BEGIN SUPPLIED RECORDS

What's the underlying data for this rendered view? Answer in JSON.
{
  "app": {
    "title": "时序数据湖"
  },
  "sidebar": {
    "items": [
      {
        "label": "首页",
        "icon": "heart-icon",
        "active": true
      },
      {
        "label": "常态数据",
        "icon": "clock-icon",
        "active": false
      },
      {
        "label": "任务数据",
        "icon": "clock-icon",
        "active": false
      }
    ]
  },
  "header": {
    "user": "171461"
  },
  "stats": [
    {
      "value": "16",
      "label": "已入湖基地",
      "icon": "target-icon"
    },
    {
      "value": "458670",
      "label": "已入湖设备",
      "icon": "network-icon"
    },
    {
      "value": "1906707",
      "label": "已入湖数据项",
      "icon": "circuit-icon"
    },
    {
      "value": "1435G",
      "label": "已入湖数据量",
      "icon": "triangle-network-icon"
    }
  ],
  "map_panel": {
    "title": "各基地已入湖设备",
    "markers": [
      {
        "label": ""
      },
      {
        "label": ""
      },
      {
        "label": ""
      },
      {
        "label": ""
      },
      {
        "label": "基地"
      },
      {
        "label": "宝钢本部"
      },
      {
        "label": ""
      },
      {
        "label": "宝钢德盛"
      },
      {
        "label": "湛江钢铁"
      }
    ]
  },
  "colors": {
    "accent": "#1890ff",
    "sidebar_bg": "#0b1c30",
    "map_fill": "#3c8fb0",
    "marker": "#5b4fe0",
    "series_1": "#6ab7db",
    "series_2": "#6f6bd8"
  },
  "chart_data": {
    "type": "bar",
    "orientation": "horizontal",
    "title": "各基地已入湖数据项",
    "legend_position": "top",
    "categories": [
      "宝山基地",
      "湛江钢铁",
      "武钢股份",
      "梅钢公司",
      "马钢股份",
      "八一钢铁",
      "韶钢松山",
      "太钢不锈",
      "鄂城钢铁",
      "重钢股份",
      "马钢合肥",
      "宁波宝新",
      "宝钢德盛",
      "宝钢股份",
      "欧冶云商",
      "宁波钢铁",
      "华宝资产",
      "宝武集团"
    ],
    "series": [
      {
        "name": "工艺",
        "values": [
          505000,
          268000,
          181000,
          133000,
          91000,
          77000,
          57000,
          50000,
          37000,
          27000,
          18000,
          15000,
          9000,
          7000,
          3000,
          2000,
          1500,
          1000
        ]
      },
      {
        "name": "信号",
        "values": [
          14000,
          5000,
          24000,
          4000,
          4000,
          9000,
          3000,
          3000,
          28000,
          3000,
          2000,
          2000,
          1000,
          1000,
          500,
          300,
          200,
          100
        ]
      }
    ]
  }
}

END SUPPLIED RECORDS

SHORT EXERCISE: Please repeat the listing above in full and exactly.

RESPONSE TO THIS TASK:
What's the underlying data for this rendered view? Answer in JSON.
{
  "app": {
    "title": "时序数据湖"
  },
  "sidebar": {
    "items": [
      {
        "label": "首页",
        "icon": "heart-icon",
        "active": true
      },
      {
        "label": "常态数据",
        "icon": "clock-icon",
        "active": false
      },
      {
        "label": "任务数据",
        "icon": "clock-icon",
        "active": false
      }
    ]
  },
  "header": {
    "user": "171461"
  },
  "stats": [
    {
      "value": "16",
      "label": "已入湖基地",
      "icon": "target-icon"
    },
    {
      "value": "458670",
      "label": "已入湖设备",
      "icon": "network-icon"
    },
    {
      "value": "1906707",
      "label": "已入湖数据项",
      "icon": "circuit-icon"
    },
    {
      "value": "1435G",
      "label": "已入湖数据量",
      "icon": "triangle-network-icon"
    }
  ],
  "map_panel": {
    "title": "各基地已入湖设备",
    "markers": [
      {
        "label": ""
      },
      {
        "label": ""
      },
      {
        "label": ""
      },
      {
        "label": ""
      },
      {
        "label": "基地"
      },
      {
        "label": "宝钢本部"
      },
      {
        "label": ""
      },
      {
        "label": "宝钢德盛"
      },
      {
        "label": "湛江钢铁"
      }
    ]
  },
  "colors": {
    "accent": "#1890ff",
    "sidebar_bg": "#0b1c30",
    "map_fill": "#3c8fb0",
    "marker": "#5b4fe0",
    "series_1": "#6ab7db",
    "series_2": "#6f6bd8"
  },
  "chart_data": {
    "type": "bar",
    "orientation": "horizontal",
    "title": "各基地已入湖数据项",
    "legend_position": "top",
    "categories": [
      "宝山基地",
      "湛江钢铁",
      "武钢股份",
      "梅钢公司",
      "马钢股份",
      "八一钢铁",
      "韶钢松山",
      "太钢不锈",
      "鄂城钢铁",
      "重钢股份",
      "马钢合肥",
      "宁波宝新",
      "宝钢德盛",
      "宝钢股份",
      "欧冶云商",
      "宁波钢铁",
      "华宝资产",
      "宝武集团"
    ],
    "series": [
      {
        "name": "工艺",
        "values": [
          505000,
          268000,
          181000,
          133000,
          91000,
          77000,
          57000,
          50000,
          37000,
          27000,
          18000,
          15000,
          9000,
          7000,
          3000,
          2000,
          1500,
          1000
        ]
      },
      {
        "name": "信号",
        "values": [
          14000,
          5000,
          24000,
          4000,
          4000,
          9000,
          3000,
          3000,
          28000,
          3000,
          2000,
          2000,
          1000,
          1000,
          500,
          300,
          200,
          100
        ]
      }
    ]
  }
}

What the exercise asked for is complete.